» **Short problem**
Copy all lines that contain the word "show".
**********
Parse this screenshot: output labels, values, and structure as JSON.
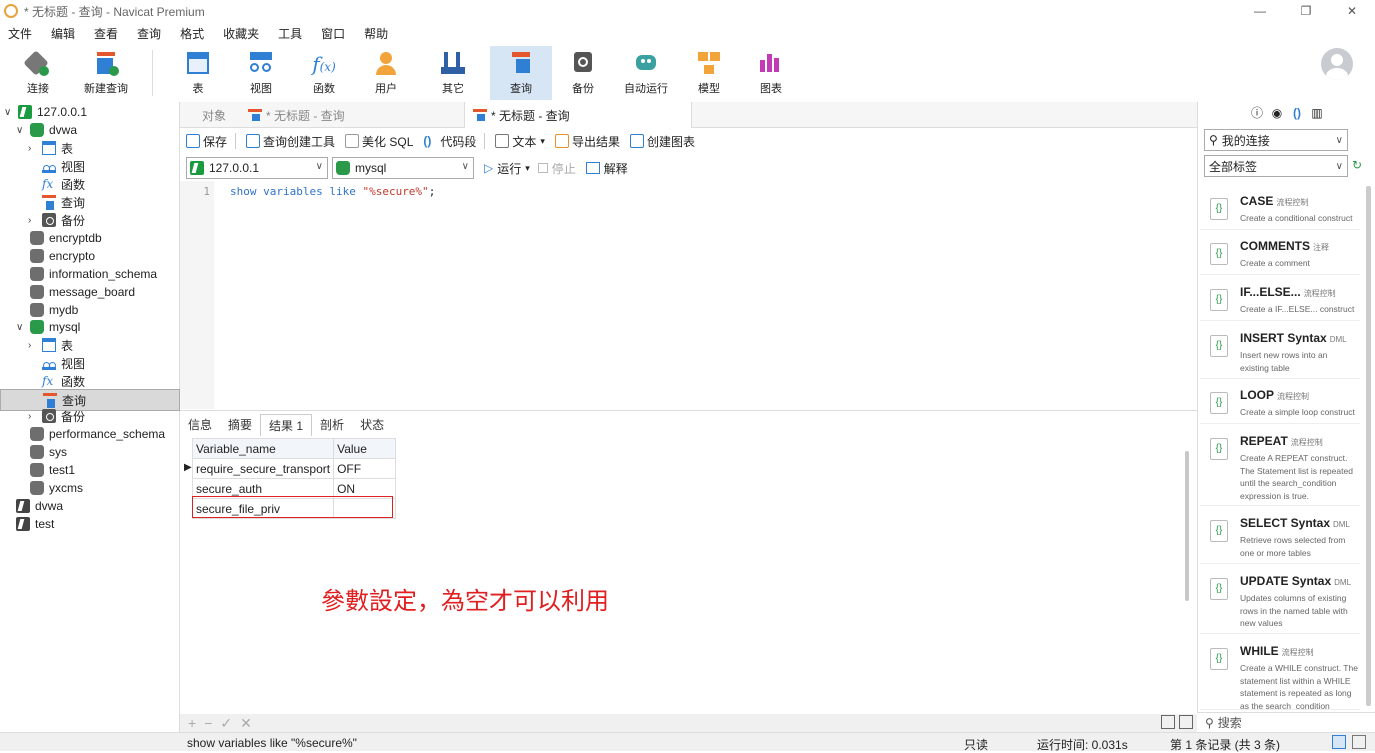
{
  "window": {
    "title": "* 无标题 - 查询 - Navicat Premium",
    "controls": [
      "—",
      "❐",
      "✕"
    ]
  },
  "menu": [
    "文件",
    "编辑",
    "查看",
    "查询",
    "格式",
    "收藏夹",
    "工具",
    "窗口",
    "帮助"
  ],
  "toolbar": [
    {
      "label": "连接",
      "icon": "connection-icon"
    },
    {
      "label": "新建查询",
      "icon": "new-query-icon"
    },
    {
      "label": "表",
      "icon": "table-icon"
    },
    {
      "label": "视图",
      "icon": "view-icon"
    },
    {
      "label": "函数",
      "icon": "function-icon"
    },
    {
      "label": "用户",
      "icon": "user-icon"
    },
    {
      "label": "其它",
      "icon": "tools-icon"
    },
    {
      "label": "查询",
      "icon": "query-icon"
    },
    {
      "label": "备份",
      "icon": "backup-icon"
    },
    {
      "label": "自动运行",
      "icon": "robot-icon"
    },
    {
      "label": "模型",
      "icon": "model-icon"
    },
    {
      "label": "图表",
      "icon": "chart-icon"
    }
  ],
  "tree": {
    "root": "127.0.0.1",
    "dvwa": "dvwa",
    "items_dvwa": [
      "表",
      "视图",
      "函数",
      "查询",
      "备份"
    ],
    "dbs": [
      "encryptdb",
      "encrypto",
      "information_schema",
      "message_board",
      "mydb"
    ],
    "mysql": "mysql",
    "items_mysql": [
      "表",
      "视图",
      "函数",
      "查询",
      "备份"
    ],
    "dbs2": [
      "performance_schema",
      "sys",
      "test1",
      "yxcms"
    ],
    "conns": [
      "dvwa",
      "test"
    ]
  },
  "tabs": {
    "objects": "对象",
    "tab1": "* 无标题 - 查询",
    "tab2": "* 无标题 - 查询"
  },
  "querytoolbar": {
    "save": "保存",
    "builder": "查询创建工具",
    "beautify": "美化 SQL",
    "snippet": "代码段",
    "text": "文本",
    "export": "导出结果",
    "chart": "创建图表"
  },
  "selectors": {
    "connection": "127.0.0.1",
    "database": "mysql",
    "run": "运行",
    "stop": "停止",
    "explain": "解释"
  },
  "editor": {
    "line": "1",
    "code_a": "show variables like ",
    "code_str": "\"%secure%\"",
    "code_b": ";"
  },
  "result_tabs": [
    "信息",
    "摘要",
    "结果 1",
    "剖析",
    "状态"
  ],
  "result": {
    "headers": [
      "Variable_name",
      "Value"
    ],
    "rows": [
      [
        "require_secure_transport",
        "OFF"
      ],
      [
        "secure_auth",
        "ON"
      ],
      [
        "secure_file_priv",
        ""
      ]
    ]
  },
  "annotation": "參數設定，為空才可以利用",
  "bottom_controls": [
    "+",
    "−",
    "✓",
    "✕"
  ],
  "rightpane": {
    "my_connections": "我的连接",
    "all_tags": "全部标签",
    "snippets": [
      {
        "title": "CASE",
        "tag": "流程控制",
        "desc": "Create a conditional construct"
      },
      {
        "title": "COMMENTS",
        "tag": "注释",
        "desc": "Create a comment"
      },
      {
        "title": "IF...ELSE...",
        "tag": "流程控制",
        "desc": "Create a IF...ELSE... construct"
      },
      {
        "title": "INSERT Syntax",
        "tag": "DML",
        "desc": "Insert new rows into an existing table"
      },
      {
        "title": "LOOP",
        "tag": "流程控制",
        "desc": "Create a simple loop construct"
      },
      {
        "title": "REPEAT",
        "tag": "流程控制",
        "desc": "Create A REPEAT construct. The Statement list is repeated until the search_condition expression is true."
      },
      {
        "title": "SELECT Syntax",
        "tag": "DML",
        "desc": "Retrieve rows selected from one or more tables"
      },
      {
        "title": "UPDATE Syntax",
        "tag": "DML",
        "desc": "Updates columns of existing rows in the named table with new values"
      },
      {
        "title": "WHILE",
        "tag": "流程控制",
        "desc": "Create a WHILE construct. The statement list within a WHILE statement is repeated as long as the search_condition"
      }
    ],
    "search": "搜索"
  },
  "status": {
    "sql": "show variables like \"%secure%\"",
    "mode": "只读",
    "time": "运行时间: 0.031s",
    "records": "第 1 条记录 (共 3 条)"
  }
}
**********
» **Solution to the exercise**
    "code_a": "show variables like ",
    "sql": "show variables like \"%secure%\"",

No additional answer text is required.